***** Records for this task *****

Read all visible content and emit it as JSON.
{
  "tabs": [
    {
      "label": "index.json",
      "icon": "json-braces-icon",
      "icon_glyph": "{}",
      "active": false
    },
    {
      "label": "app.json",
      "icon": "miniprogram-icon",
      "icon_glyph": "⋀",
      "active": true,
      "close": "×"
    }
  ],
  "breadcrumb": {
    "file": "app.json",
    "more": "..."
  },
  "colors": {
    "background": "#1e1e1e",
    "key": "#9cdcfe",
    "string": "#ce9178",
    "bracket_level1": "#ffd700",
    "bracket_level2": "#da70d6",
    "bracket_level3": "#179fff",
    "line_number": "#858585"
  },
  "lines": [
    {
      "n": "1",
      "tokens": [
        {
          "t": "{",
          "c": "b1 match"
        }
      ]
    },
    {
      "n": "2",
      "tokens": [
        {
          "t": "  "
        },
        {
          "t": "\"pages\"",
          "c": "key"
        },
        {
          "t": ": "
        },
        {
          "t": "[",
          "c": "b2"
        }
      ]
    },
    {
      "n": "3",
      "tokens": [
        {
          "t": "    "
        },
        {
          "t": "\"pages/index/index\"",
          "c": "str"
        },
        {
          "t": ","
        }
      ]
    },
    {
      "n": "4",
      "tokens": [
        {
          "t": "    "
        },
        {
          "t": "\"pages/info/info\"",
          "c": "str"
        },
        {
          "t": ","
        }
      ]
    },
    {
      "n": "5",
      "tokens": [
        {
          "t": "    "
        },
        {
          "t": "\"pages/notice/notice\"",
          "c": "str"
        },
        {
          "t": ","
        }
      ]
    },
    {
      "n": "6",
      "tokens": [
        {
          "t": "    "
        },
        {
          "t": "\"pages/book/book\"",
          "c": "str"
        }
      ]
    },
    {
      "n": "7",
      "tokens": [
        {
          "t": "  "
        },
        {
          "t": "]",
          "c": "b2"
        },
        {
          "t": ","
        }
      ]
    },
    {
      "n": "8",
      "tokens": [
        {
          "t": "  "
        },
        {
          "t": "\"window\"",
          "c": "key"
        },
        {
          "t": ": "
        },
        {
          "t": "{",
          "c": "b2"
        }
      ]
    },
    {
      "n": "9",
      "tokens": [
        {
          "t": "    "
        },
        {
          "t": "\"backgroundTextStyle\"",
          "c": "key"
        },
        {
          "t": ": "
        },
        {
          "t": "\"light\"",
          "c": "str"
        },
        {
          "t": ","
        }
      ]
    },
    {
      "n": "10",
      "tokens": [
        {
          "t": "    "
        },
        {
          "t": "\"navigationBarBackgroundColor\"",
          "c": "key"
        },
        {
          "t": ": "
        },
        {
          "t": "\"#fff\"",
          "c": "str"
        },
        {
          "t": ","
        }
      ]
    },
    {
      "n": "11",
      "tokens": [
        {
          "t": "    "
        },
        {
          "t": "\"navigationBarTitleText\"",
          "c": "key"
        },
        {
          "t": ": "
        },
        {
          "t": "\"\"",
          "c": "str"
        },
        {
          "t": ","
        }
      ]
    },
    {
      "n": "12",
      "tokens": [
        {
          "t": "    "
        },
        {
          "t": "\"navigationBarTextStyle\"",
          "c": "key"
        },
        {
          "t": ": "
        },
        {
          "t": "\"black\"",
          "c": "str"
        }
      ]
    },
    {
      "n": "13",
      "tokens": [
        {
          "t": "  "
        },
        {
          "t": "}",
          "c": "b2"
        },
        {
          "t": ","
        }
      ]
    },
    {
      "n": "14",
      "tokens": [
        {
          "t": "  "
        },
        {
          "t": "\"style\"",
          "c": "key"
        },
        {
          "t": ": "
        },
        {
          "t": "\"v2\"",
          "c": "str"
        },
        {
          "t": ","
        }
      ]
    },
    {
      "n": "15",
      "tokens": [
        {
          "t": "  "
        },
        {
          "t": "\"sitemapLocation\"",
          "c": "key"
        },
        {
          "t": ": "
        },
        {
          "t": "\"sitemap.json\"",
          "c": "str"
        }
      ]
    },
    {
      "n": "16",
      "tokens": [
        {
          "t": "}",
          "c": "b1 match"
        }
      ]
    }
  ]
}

*****

* [Exercise requirements]:
Check every line of the data above for the string "index", and copy those that have it.

* [Written answer]:
      "label": "index.json",
          "t": "\"pages/index/index\"",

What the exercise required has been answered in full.